Short problem a.
Transcribe the records without any changes, from the first line through the line containing "plot-frame [745, 569, 1211, 696]", including both of those lines.

Your small business’s specific tax rates depend on several key factors:
Your business’s structure. Businesses that aren’t S or C corporations owe self-employment tax too. That comes out to an additional 15.3% of your income.
Your business’s location. Most states levy their own income tax. Cities and municipalities in more than a dozen states do as well. Rates vary according to your location and income.
Whether you have employees. If you do, you’ll owe employment taxes. You’ll pay the IRS 13.65% of your payroll. This comes out of your pocket, not your employees’ wages.
What you sell. You might owe sales tax (if you run a retail business) and excise tax (if you sell items like fuel, tobacco or alcohol). These rates vary by state and product.
💻 How I wrote this article
I interviewed two certified public accountants in June 2026 about small-business tax rates and deduction strategies.
Sherman Standberry (CPA), founder of My CPA Coach.
Their expertise and experience with small-business owners helped to inform this article.
Read on for more information about business tax rates, pass-through entities, deductions and navigating tax brackets.
What tax rates apply to your business?
The tool below gives you an overview of what types of taxes you might owe, as well as their rates. Just select your business’s structure and taxable income.
For more details on tax payment deadlines, forms and state rates, take our business taxes quiz.
How are pass-through and corporate tax rates different?
Your federal income tax rate depends on whether your business is a pass-through entity or a C corporation. Pass-through entities pay personal tax rates on business income. Those rates range from 10% to 37%. C corporations pay a flat 21% tax on business income.
They’re called this because you pass their income through to your individual tax forms. In other words, the corporate tax rate does not apply. Instead, you pay personal tax rates on your business income.
Does your tax bracket apply to all of your income?
This is a common point of confusion among taxpayers in general. Just because you fall into a particular tax bracket doesn’t mean that rate applies to your entire income. The IRS uses a progressive tax system.
“The incremental tax system basically taxes your income in buckets,” Standberry says. “In order to get taxed at the next rate you have to fill the first bucket up.”

Short problem b.
Repeat the part of the text on small-business taxes that runs from "What you sell." to "inform this article.", but switch "tobacco" to "firearms".

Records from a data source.

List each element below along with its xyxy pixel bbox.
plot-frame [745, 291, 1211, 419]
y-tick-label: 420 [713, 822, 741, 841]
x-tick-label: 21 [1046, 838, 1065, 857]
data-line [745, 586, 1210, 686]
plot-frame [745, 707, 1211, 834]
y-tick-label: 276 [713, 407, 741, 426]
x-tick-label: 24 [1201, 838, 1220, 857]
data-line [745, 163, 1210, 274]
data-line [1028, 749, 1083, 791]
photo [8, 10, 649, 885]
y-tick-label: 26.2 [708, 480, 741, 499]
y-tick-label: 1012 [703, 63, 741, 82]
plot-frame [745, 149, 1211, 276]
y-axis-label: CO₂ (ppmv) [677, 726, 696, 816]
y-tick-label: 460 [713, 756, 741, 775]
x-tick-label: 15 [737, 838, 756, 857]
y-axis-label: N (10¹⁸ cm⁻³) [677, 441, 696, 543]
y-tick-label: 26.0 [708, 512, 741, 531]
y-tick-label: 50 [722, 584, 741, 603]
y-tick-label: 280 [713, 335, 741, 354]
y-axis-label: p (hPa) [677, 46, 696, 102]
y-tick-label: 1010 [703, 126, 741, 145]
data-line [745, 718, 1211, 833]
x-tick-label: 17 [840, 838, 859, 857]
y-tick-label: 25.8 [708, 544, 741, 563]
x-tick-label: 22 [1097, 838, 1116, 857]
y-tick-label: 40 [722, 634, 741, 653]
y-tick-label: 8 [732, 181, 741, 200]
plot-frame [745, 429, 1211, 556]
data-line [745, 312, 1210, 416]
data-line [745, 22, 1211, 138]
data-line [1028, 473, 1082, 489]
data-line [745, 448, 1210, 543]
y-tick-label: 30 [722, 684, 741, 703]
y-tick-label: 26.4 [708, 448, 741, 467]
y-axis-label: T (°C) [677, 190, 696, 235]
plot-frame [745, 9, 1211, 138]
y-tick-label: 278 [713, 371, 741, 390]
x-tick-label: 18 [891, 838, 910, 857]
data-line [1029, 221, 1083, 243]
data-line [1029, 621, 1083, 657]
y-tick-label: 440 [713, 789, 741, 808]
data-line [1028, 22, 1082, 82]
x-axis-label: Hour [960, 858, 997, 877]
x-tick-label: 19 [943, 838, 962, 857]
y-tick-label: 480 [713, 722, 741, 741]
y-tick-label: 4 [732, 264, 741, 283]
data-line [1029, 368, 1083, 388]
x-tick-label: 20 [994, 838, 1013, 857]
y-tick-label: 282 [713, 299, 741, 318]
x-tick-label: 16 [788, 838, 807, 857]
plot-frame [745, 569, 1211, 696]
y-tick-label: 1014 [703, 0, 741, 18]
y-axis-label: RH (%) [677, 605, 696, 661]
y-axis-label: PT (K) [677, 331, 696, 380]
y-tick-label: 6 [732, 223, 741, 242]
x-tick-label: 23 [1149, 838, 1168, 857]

Complete output a.
List each element below along with its xyxy pixel bbox.
plot-frame [745, 291, 1211, 419]
y-tick-label: 420 [713, 822, 741, 841]
x-tick-label: 21 [1046, 838, 1065, 857]
data-line [745, 586, 1210, 686]
plot-frame [745, 707, 1211, 834]
y-tick-label: 276 [713, 407, 741, 426]
x-tick-label: 24 [1201, 838, 1220, 857]
data-line [745, 163, 1210, 274]
data-line [1028, 749, 1083, 791]
photo [8, 10, 649, 885]
y-tick-label: 26.2 [708, 480, 741, 499]
y-tick-label: 1012 [703, 63, 741, 82]
plot-frame [745, 149, 1211, 276]
y-axis-label: CO₂ (ppmv) [677, 726, 696, 816]
y-tick-label: 460 [713, 756, 741, 775]
x-tick-label: 15 [737, 838, 756, 857]
y-axis-label: N (10¹⁸ cm⁻³) [677, 441, 696, 543]
y-tick-label: 26.0 [708, 512, 741, 531]
y-tick-label: 50 [722, 584, 741, 603]
y-tick-label: 280 [713, 335, 741, 354]
y-axis-label: p (hPa) [677, 46, 696, 102]
y-tick-label: 1010 [703, 126, 741, 145]
data-line [745, 718, 1211, 833]
x-tick-label: 17 [840, 838, 859, 857]
y-tick-label: 25.8 [708, 544, 741, 563]
x-tick-label: 22 [1097, 838, 1116, 857]
y-tick-label: 40 [722, 634, 741, 653]
y-tick-label: 8 [732, 181, 741, 200]
plot-frame [745, 429, 1211, 556]
data-line [745, 312, 1210, 416]
data-line [745, 22, 1211, 138]
data-line [1028, 473, 1082, 489]
data-line [745, 448, 1210, 543]
y-tick-label: 30 [722, 684, 741, 703]
y-tick-label: 26.4 [708, 448, 741, 467]
y-axis-label: T (°C) [677, 190, 696, 235]
plot-frame [745, 9, 1211, 138]
y-tick-label: 278 [713, 371, 741, 390]
x-tick-label: 18 [891, 838, 910, 857]
data-line [1029, 221, 1083, 243]
data-line [1029, 621, 1083, 657]
y-tick-label: 440 [713, 789, 741, 808]
data-line [1028, 22, 1082, 82]
x-axis-label: Hour [960, 858, 997, 877]
x-tick-label: 19 [943, 838, 962, 857]
y-tick-label: 480 [713, 722, 741, 741]
y-tick-label: 4 [732, 264, 741, 283]
data-line [1029, 368, 1083, 388]
x-tick-label: 20 [994, 838, 1013, 857]
y-tick-label: 282 [713, 299, 741, 318]
x-tick-label: 16 [788, 838, 807, 857]
plot-frame [745, 569, 1211, 696]

Complete output b.
What you sell. You might owe sales tax (if you run a retail business) and excise tax (if you sell items like fuel, firearms or alcohol). These rates vary by state and product.
💻 How I wrote this article
I interviewed two certified public accountants in June 2026 about small-business tax rates and deduction strategies.
Sherman Standberry (CPA), founder of My CPA Coach.
Their expertise and experience with small-business owners helped to inform this article.